**Material to process**
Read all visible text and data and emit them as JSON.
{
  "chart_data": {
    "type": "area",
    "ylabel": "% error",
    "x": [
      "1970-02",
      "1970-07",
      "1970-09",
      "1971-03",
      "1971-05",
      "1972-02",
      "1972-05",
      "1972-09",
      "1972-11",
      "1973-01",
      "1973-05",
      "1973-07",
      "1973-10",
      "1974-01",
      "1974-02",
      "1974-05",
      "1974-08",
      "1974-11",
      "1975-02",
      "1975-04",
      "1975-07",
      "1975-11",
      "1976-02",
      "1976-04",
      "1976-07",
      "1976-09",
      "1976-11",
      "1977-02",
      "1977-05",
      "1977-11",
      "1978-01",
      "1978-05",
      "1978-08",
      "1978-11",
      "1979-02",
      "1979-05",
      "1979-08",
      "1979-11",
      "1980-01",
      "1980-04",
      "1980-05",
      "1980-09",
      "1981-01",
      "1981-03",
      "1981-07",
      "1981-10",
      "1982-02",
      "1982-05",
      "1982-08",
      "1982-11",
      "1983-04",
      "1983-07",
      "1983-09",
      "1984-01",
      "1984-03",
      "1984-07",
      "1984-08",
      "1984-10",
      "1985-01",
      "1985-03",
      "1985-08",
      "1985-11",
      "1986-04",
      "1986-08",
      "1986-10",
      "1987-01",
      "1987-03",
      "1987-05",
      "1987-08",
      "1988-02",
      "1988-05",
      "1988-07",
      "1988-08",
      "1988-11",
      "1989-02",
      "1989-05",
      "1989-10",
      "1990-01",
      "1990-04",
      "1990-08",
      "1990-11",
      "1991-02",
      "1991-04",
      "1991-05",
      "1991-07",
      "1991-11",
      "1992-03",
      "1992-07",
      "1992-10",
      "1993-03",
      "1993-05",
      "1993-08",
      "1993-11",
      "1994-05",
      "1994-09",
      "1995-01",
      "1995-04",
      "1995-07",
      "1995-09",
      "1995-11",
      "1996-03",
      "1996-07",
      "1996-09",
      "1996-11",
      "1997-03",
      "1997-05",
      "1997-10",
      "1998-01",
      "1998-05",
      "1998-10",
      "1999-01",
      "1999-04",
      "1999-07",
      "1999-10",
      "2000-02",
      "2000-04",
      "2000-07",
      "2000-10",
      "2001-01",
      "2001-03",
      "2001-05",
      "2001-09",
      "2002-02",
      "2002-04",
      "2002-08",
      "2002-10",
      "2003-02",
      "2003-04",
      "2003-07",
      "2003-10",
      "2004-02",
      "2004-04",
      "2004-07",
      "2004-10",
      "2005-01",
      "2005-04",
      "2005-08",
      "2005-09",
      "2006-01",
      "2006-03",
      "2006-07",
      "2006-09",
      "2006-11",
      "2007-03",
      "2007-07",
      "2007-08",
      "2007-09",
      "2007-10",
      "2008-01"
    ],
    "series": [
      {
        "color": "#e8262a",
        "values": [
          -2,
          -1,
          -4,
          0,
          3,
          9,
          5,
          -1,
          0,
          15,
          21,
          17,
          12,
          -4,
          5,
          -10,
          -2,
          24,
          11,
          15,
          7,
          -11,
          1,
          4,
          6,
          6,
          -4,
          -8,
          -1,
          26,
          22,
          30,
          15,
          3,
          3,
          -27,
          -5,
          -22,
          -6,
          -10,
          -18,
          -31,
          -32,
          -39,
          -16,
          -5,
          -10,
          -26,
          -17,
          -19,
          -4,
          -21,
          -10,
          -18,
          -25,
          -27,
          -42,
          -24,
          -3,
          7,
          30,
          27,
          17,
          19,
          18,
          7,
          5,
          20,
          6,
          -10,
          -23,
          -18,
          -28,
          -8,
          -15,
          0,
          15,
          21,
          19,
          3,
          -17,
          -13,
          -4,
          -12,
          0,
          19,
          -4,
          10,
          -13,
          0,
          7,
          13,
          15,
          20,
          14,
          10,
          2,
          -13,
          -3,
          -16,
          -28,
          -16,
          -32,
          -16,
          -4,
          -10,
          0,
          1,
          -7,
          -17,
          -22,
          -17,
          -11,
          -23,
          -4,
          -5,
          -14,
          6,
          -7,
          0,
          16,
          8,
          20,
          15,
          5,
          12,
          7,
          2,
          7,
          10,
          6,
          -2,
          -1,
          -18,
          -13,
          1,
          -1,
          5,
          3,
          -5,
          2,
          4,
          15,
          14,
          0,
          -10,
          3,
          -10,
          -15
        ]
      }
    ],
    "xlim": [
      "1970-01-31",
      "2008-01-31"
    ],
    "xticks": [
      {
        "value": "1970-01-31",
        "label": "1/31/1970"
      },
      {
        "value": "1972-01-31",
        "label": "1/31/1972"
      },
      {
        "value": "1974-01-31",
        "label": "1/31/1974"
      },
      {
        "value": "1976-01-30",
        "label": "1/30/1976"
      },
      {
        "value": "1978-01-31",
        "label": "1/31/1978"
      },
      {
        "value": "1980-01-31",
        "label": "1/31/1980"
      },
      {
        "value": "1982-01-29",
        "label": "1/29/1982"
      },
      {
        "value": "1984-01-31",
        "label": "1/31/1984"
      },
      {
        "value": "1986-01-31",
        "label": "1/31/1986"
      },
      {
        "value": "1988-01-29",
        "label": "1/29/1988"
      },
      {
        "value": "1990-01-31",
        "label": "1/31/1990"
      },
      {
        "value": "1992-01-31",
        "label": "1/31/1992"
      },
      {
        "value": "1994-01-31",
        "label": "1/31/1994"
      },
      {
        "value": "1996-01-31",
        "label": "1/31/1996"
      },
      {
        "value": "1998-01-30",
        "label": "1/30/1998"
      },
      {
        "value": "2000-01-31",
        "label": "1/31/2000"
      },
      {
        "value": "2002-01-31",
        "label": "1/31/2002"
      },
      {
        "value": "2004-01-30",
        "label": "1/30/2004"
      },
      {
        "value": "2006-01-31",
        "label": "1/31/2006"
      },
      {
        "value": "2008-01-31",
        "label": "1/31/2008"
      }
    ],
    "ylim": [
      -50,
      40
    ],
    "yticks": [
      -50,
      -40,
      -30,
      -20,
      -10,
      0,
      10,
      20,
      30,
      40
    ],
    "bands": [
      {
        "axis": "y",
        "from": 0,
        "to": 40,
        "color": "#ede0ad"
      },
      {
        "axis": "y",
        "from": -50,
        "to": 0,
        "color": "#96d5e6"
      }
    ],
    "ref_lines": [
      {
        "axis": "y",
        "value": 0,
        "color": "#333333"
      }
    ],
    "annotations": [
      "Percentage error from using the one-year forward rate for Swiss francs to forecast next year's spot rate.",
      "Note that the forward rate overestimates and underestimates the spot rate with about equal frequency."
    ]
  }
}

**Set task**
Work out how many lines in the records above contain the word "spot", and reply with that number alone.

**Complete output**
2